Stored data
---+---

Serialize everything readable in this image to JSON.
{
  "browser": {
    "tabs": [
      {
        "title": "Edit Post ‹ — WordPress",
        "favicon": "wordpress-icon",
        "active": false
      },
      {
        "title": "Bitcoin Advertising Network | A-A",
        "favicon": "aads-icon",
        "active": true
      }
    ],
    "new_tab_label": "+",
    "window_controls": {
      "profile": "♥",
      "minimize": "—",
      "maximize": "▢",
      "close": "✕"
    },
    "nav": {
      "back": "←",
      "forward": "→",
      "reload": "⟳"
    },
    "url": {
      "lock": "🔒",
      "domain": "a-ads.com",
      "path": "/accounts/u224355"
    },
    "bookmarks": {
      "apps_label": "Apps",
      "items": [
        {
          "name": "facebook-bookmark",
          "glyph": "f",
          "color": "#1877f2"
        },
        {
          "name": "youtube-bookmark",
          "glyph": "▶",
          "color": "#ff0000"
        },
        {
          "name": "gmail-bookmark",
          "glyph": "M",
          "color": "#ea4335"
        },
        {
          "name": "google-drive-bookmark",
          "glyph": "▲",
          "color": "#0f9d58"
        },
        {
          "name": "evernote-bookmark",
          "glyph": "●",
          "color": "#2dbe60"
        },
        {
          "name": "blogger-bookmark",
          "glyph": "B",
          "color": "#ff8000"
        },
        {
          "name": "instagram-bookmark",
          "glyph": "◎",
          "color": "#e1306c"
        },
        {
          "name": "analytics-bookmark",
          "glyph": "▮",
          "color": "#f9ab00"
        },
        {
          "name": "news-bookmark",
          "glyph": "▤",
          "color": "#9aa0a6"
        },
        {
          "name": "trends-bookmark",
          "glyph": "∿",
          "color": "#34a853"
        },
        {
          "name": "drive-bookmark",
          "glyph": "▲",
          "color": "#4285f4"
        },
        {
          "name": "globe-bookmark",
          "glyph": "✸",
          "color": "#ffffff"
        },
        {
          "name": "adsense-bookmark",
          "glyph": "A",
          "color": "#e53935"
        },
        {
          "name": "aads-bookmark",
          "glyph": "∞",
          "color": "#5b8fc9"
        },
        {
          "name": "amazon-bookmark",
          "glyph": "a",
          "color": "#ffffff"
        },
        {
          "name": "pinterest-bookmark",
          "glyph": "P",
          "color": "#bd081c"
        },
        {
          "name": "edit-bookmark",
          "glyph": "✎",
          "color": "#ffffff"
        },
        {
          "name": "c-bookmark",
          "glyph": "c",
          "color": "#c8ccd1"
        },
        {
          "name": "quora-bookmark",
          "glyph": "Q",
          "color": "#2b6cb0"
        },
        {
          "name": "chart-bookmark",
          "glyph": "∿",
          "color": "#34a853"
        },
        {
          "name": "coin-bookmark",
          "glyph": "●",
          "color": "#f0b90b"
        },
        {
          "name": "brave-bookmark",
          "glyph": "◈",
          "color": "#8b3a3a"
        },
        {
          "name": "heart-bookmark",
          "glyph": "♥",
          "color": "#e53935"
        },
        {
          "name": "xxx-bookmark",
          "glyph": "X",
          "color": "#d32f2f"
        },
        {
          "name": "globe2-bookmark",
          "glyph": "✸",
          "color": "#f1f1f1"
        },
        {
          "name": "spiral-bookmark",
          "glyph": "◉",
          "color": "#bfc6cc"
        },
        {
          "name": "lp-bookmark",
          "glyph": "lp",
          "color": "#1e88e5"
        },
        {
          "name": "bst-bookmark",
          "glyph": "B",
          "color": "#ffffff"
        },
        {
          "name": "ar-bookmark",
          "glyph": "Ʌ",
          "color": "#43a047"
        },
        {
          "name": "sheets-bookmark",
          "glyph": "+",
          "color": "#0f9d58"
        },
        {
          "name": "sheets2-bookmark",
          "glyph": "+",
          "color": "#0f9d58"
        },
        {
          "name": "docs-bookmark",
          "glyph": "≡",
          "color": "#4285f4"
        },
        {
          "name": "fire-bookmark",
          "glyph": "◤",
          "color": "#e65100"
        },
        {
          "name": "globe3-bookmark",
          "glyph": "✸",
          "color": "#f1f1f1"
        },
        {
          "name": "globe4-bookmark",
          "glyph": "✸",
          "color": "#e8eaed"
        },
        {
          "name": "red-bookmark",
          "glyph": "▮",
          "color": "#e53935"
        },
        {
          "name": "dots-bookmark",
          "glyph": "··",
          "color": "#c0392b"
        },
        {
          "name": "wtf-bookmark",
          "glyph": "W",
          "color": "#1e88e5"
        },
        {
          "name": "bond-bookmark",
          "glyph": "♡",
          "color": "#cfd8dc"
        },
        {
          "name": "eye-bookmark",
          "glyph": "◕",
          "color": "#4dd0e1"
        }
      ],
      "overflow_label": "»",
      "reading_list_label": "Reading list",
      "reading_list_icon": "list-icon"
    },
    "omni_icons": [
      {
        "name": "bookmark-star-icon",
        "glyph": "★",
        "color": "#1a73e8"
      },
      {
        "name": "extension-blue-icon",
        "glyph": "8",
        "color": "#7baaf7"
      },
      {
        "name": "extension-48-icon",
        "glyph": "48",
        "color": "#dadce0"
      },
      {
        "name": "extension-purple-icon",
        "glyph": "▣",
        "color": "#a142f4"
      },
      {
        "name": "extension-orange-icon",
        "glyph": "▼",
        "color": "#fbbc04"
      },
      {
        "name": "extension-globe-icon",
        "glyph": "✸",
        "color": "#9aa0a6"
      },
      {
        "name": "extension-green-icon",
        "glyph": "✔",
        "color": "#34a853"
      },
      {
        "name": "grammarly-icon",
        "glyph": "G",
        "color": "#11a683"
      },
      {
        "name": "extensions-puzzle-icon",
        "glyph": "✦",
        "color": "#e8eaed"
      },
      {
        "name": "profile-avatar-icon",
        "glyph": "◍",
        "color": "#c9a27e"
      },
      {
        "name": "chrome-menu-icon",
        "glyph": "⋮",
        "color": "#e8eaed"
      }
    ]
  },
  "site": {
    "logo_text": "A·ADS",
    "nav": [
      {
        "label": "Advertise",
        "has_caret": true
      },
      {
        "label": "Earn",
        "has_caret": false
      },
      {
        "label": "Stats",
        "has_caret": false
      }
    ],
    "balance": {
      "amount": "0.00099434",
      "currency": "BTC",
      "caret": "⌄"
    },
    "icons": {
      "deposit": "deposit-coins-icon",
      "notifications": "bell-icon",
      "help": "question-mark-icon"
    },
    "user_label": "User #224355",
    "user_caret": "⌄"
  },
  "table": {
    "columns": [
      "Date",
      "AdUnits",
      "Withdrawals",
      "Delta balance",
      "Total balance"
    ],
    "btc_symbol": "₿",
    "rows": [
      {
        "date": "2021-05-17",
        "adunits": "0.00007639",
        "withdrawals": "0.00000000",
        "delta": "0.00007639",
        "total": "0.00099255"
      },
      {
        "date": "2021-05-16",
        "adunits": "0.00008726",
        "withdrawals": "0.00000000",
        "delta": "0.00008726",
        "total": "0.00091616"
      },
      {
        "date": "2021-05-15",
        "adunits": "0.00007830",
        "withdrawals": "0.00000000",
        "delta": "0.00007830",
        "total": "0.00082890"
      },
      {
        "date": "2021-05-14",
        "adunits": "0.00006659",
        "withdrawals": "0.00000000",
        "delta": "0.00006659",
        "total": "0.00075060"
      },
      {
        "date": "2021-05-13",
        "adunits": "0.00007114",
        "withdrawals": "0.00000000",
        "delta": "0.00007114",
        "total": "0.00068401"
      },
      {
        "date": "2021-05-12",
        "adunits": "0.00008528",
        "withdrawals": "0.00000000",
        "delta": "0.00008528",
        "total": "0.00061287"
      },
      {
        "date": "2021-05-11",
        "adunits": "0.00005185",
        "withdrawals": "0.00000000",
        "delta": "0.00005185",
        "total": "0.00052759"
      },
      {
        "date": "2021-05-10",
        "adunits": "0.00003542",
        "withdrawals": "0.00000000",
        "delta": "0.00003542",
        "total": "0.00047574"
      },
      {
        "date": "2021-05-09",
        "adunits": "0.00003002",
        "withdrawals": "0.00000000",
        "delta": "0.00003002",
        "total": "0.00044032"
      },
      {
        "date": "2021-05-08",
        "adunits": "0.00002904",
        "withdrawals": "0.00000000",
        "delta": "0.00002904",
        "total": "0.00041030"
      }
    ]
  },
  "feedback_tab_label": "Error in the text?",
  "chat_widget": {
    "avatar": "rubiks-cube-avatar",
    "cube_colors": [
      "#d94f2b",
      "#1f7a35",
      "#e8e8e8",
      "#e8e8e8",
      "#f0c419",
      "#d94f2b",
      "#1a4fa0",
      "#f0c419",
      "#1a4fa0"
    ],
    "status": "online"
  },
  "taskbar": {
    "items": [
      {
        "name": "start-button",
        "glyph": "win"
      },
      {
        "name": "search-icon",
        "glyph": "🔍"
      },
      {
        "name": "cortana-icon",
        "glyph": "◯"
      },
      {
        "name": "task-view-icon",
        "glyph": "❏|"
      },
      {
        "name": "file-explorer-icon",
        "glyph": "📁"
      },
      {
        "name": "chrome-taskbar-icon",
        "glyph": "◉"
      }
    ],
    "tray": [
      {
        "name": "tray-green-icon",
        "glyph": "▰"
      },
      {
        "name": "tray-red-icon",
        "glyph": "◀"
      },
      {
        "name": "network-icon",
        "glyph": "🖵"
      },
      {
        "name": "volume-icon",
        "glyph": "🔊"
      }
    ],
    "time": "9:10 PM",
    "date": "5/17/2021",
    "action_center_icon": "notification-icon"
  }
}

---+---

Return all lines containing "avatar".

        "name": "profile-avatar-icon",
    "avatar": "rubiks-cube-avatar",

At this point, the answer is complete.